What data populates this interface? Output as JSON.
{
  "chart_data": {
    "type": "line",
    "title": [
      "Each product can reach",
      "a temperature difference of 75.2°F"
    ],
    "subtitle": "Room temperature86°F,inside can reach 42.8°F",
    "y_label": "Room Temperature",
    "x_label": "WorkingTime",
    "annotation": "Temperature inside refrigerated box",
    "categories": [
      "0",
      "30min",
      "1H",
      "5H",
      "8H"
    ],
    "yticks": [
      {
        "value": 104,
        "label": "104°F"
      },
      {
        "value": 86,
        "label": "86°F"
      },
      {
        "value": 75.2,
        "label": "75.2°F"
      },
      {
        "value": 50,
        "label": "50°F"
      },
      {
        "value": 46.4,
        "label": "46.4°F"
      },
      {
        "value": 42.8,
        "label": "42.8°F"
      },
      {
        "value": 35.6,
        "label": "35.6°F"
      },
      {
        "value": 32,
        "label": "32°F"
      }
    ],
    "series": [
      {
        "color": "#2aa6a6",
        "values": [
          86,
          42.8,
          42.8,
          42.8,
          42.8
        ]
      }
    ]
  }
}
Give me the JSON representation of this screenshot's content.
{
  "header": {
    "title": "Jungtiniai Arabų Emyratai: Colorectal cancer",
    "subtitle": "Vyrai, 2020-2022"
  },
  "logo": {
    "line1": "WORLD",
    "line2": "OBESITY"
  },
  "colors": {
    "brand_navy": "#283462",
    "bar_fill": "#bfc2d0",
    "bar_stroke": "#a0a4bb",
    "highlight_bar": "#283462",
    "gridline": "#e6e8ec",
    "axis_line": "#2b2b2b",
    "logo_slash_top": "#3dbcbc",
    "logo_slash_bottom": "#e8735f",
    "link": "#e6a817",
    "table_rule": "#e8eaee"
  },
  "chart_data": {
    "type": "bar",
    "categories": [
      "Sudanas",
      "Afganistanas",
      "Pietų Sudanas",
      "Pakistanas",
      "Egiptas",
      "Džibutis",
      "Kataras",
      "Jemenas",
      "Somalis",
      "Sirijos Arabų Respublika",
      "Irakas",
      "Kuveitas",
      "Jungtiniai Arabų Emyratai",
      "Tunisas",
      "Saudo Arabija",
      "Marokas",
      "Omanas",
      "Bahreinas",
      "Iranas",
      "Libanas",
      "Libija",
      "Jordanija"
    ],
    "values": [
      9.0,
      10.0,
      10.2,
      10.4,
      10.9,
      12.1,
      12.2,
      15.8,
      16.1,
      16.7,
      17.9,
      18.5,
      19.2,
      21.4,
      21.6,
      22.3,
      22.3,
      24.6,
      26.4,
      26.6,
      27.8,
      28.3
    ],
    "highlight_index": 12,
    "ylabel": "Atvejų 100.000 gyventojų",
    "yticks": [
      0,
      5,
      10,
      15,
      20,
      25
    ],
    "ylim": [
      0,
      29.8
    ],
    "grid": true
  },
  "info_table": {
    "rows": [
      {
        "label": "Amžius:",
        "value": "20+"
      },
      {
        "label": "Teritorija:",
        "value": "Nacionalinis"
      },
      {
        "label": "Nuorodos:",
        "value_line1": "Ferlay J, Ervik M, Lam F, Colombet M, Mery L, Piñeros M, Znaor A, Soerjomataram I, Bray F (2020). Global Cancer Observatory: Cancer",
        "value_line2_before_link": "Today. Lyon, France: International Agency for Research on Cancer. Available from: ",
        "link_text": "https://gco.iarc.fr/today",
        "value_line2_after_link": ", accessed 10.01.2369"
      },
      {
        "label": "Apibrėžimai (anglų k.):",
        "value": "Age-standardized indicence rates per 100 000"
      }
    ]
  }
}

※

Exercise aim
Pick out every line above that holds the word "Room" and copy it.

Response to the exercise
    "subtitle": "Room temperature86°F,inside can reach 42.8°F",
    "y_label": "Room Temperature",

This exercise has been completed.